*Instructions for the task*. Each entry in the listing below should be restated word for word.

*Records for this exercise*.
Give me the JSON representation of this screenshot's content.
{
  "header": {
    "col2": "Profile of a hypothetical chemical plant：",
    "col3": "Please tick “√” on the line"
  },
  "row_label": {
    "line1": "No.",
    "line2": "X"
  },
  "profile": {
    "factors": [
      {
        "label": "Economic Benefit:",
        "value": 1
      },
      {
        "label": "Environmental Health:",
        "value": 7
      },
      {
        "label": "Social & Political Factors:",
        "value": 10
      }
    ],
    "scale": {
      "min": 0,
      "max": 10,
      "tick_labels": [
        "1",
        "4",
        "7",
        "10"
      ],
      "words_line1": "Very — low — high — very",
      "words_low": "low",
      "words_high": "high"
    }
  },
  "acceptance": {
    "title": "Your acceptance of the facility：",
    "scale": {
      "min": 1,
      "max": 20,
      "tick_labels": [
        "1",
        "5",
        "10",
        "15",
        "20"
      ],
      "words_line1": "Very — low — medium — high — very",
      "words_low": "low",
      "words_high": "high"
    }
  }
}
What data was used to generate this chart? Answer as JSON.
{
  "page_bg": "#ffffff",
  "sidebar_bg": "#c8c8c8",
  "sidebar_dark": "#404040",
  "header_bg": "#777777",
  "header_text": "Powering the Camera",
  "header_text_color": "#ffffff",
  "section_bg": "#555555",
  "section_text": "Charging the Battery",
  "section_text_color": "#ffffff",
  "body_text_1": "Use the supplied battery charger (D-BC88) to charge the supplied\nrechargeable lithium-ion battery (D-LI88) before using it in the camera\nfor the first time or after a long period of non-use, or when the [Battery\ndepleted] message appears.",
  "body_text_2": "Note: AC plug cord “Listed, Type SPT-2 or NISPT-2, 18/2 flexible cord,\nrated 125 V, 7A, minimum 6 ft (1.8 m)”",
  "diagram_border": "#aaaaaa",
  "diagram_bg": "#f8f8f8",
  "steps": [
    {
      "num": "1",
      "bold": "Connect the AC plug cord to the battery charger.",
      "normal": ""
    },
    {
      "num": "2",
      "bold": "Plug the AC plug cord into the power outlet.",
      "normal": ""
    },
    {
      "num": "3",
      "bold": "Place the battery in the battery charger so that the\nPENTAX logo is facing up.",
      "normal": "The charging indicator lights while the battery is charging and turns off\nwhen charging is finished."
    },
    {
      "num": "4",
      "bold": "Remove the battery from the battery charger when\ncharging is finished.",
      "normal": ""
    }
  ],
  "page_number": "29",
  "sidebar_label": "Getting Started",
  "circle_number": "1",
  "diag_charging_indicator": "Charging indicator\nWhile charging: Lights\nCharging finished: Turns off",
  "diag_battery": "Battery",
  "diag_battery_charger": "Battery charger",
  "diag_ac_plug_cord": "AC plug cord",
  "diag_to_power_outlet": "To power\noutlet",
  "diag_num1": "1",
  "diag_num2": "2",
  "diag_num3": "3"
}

*Task output*.
Give me the JSON representation of this screenshot's content.
{
  "header": {
    "col2": "Profile of a hypothetical chemical plant：",
    "col3": "Please tick “√” on the line"
  },
  "row_label": {
    "line1": "No.",
    "line2": "X"
  },
  "profile": {
    "factors": [
      {
        "label": "Economic Benefit:",
        "value": 1
      },
      {
        "label": "Environmental Health:",
        "value": 7
      },
      {
        "label": "Social & Political Factors:",
        "value": 10
      }
    ],
    "scale": {
      "min": 0,
      "max": 10,
      "tick_labels": [
        "1",
        "4",
        "7",
        "10"
      ],
      "words_line1": "Very — low — high — very",
      "words_low": "low",
      "words_high": "high"
    }
  },
  "acceptance": {
    "title": "Your acceptance of the facility：",
    "scale": {
      "min": 1,
      "max": 20,
      "tick_labels": [
        "1",
        "5",
        "10",
        "15",
        "20"
      ],
      "words_line1": "Very — low — medium — high — very",
      "words_low": "low",
      "words_high": "high"
    }
  }
}
What data was used to generate this chart? Answer as JSON.
{
  "page_bg": "#ffffff",
  "sidebar_bg": "#c8c8c8",
  "sidebar_dark": "#404040",
  "header_bg": "#777777",
  "header_text": "Powering the Camera",
  "header_text_color": "#ffffff",
  "section_bg": "#555555",
  "section_text": "Charging the Battery",
  "section_text_color": "#ffffff",
  "body_text_1": "Use the supplied battery charger (D-BC88) to charge the supplied\nrechargeable lithium-ion battery (D-LI88) before using it in the camera\nfor the first time or after a long period of non-use, or when the [Battery\ndepleted] message appears.",
  "body_text_2": "Note: AC plug cord “Listed, Type SPT-2 or NISPT-2, 18/2 flexible cord,\nrated 125 V, 7A, minimum 6 ft (1.8 m)”",
  "diagram_border": "#aaaaaa",
  "diagram_bg": "#f8f8f8",
  "steps": [
    {
      "num": "1",
      "bold": "Connect the AC plug cord to the battery charger.",
      "normal": ""
    },
    {
      "num": "2",
      "bold": "Plug the AC plug cord into the power outlet.",
      "normal": ""
    },
    {
      "num": "3",
      "bold": "Place the battery in the battery charger so that the\nPENTAX logo is facing up.",
      "normal": "The charging indicator lights while the battery is charging and turns off\nwhen charging is finished."
    },
    {
      "num": "4",
      "bold": "Remove the battery from the battery charger when\ncharging is finished.",
      "normal": ""
    }
  ],
  "page_number": "29",
  "sidebar_label": "Getting Started",
  "circle_number": "1",
  "diag_charging_indicator": "Charging indicator\nWhile charging: Lights\nCharging finished: Turns off",
  "diag_battery": "Battery",
  "diag_battery_charger": "Battery charger",
  "diag_ac_plug_cord": "AC plug cord",
  "diag_to_power_outlet": "To power\noutlet",
  "diag_num1": "1",
  "diag_num2": "2",
  "diag_num3": "3"
}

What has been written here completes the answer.